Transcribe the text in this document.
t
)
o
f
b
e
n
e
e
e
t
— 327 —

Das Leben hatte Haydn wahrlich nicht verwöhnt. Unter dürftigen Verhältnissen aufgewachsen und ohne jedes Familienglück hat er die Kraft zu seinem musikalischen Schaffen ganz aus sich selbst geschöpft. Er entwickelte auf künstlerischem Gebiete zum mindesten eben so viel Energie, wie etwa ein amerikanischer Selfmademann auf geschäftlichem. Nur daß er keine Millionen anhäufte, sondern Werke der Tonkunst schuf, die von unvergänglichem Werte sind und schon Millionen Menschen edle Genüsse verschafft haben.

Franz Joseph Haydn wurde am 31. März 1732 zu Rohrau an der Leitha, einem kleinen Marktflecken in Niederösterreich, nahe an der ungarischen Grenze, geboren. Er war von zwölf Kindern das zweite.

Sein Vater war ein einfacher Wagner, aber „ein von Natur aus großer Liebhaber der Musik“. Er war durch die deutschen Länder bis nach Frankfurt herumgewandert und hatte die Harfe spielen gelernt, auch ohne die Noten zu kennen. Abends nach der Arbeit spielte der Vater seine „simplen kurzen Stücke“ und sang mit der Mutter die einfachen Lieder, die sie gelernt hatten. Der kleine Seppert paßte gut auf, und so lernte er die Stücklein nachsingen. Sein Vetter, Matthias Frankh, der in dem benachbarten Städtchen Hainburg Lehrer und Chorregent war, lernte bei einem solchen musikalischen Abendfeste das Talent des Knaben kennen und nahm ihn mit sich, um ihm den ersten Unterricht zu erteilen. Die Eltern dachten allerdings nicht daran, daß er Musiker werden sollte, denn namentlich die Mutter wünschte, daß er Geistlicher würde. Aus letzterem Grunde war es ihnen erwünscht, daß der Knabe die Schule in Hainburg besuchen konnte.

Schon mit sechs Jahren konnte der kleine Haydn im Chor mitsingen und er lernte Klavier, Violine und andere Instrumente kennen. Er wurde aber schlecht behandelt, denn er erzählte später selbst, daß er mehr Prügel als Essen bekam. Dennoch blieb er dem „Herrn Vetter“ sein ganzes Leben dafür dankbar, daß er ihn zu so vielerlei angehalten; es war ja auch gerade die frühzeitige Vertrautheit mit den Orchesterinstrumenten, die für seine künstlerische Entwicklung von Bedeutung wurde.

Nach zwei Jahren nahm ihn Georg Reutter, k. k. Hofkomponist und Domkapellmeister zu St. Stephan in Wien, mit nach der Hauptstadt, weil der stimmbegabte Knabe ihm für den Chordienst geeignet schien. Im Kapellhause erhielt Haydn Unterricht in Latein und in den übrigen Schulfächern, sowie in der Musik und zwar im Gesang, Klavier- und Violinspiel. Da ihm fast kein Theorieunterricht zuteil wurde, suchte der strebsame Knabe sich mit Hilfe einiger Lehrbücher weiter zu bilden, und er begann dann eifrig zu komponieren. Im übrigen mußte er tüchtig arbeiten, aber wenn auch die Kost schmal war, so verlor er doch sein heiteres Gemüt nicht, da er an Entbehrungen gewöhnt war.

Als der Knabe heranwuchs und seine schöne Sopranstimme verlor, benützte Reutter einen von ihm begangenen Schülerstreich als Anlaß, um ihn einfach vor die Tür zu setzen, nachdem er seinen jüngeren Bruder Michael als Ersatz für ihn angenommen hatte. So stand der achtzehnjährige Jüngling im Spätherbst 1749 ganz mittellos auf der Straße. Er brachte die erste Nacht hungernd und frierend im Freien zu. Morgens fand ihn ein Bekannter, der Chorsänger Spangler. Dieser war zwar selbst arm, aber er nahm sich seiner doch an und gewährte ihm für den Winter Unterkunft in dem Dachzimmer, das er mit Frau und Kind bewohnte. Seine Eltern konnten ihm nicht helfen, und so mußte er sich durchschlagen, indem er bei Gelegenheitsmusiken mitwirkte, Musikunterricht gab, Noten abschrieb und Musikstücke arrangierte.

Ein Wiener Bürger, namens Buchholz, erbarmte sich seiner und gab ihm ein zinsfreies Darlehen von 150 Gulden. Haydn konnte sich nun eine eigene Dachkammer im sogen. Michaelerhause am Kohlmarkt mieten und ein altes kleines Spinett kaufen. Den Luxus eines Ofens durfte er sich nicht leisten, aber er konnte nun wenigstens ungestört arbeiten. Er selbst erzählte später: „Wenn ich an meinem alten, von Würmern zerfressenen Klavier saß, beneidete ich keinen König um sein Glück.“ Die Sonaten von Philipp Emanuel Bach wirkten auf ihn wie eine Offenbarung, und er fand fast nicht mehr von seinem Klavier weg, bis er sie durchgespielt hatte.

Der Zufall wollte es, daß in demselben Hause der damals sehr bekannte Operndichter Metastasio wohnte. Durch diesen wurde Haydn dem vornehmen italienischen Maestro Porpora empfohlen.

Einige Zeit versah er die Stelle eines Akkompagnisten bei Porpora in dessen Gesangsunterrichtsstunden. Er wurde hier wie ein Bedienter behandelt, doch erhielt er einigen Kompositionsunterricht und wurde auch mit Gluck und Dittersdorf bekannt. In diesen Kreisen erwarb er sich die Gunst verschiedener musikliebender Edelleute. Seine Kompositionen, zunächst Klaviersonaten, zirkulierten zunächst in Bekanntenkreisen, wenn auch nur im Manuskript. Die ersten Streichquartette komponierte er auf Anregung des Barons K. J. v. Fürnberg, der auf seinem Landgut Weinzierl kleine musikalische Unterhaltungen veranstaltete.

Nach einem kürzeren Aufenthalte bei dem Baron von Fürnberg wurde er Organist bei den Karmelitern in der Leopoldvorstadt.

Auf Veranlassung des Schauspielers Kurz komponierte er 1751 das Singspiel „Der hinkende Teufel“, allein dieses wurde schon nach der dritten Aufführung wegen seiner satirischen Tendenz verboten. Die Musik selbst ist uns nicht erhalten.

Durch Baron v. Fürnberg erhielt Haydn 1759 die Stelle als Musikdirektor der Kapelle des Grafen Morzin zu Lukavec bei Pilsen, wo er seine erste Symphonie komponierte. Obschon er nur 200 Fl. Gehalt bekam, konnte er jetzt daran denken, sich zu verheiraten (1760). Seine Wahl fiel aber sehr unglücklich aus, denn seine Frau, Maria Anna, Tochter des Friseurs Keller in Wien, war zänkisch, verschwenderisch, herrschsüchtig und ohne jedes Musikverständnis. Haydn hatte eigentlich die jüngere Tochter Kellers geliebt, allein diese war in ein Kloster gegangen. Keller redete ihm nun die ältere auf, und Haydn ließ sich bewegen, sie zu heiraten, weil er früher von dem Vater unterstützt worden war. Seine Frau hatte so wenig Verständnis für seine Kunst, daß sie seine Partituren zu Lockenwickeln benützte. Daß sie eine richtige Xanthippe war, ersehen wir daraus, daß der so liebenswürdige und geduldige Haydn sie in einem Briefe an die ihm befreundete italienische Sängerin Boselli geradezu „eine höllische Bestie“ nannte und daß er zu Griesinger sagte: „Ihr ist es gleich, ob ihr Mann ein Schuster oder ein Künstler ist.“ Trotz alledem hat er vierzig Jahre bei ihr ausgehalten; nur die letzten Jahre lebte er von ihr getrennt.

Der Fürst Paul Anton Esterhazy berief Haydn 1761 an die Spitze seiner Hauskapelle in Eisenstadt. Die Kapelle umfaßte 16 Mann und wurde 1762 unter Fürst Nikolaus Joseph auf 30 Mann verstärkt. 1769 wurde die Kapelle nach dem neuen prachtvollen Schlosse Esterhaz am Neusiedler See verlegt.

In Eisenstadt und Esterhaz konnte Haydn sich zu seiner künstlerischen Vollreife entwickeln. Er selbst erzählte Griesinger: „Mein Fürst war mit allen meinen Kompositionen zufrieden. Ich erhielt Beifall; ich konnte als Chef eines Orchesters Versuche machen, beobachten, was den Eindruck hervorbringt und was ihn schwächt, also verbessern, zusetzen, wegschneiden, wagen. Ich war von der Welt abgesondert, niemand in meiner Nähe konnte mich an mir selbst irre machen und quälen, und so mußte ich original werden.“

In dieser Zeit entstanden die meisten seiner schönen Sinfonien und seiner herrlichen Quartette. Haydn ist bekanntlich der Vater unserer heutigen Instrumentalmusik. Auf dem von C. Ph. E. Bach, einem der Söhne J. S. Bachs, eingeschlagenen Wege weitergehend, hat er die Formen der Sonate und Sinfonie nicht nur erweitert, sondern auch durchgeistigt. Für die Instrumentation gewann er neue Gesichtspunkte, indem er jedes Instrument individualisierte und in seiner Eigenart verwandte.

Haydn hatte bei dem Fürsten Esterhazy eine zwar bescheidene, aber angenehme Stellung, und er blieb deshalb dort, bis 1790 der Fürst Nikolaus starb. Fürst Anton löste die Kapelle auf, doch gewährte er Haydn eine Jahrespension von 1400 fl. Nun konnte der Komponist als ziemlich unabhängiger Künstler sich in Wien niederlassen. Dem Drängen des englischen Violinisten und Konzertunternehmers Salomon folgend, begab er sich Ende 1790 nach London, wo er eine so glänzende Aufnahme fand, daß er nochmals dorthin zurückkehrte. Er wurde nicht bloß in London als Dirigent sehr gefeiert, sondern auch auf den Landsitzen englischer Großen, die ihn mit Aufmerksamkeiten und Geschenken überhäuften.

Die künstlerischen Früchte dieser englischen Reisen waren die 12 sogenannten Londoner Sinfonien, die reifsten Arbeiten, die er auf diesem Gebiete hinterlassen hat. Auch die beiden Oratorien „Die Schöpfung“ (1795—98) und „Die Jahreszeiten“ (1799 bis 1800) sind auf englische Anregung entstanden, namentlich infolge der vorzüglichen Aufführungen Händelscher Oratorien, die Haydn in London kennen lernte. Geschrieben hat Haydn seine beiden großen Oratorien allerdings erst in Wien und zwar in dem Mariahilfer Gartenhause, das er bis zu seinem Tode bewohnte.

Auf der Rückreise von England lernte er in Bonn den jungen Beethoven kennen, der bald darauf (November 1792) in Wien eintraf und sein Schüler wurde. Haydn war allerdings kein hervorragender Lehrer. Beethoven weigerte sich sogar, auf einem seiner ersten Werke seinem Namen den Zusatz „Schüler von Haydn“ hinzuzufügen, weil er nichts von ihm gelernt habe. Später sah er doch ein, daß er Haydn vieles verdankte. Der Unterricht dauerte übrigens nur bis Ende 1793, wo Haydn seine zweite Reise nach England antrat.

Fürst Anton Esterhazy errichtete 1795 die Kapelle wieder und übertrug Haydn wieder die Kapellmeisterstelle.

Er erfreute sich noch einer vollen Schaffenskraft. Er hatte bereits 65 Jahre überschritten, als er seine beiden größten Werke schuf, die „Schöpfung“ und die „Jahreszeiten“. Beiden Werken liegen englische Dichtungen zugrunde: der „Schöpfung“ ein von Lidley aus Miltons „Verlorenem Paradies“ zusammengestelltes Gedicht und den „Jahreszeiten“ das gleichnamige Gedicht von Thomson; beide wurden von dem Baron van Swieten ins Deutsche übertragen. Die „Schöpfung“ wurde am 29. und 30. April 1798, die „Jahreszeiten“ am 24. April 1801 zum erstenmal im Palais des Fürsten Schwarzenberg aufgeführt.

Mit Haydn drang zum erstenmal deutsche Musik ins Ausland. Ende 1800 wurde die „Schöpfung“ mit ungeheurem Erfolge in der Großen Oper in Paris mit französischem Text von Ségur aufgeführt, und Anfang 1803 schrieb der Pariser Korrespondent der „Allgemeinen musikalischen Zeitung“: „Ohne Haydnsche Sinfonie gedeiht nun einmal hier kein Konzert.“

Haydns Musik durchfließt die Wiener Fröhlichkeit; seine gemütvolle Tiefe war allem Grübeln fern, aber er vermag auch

-*-*-

## [What you have to do]
If a line in the records contains the string "Joseph", copy it out.

## [Solution for this task]
Franz Joseph Haydn wurde am 31. März 1732 zu Rohrau an der Leitha, einem kleinen Marktflecken in Niederösterreich, nahe an der ungarischen Grenze, geboren. Er war von zwölf Kindern das zweite.
Der Fürst Paul Anton Esterhazy berief Haydn 1761 an die Spitze seiner Hauskapelle in Eisenstadt. Die Kapelle umfaßte 16 Mann und wurde 1762 unter Fürst Nikolaus Joseph auf 30 Mann verstärkt. 1769 wurde die Kapelle nach dem neuen prachtvollen Schlosse Esterhaz am Neusiedler See verlegt.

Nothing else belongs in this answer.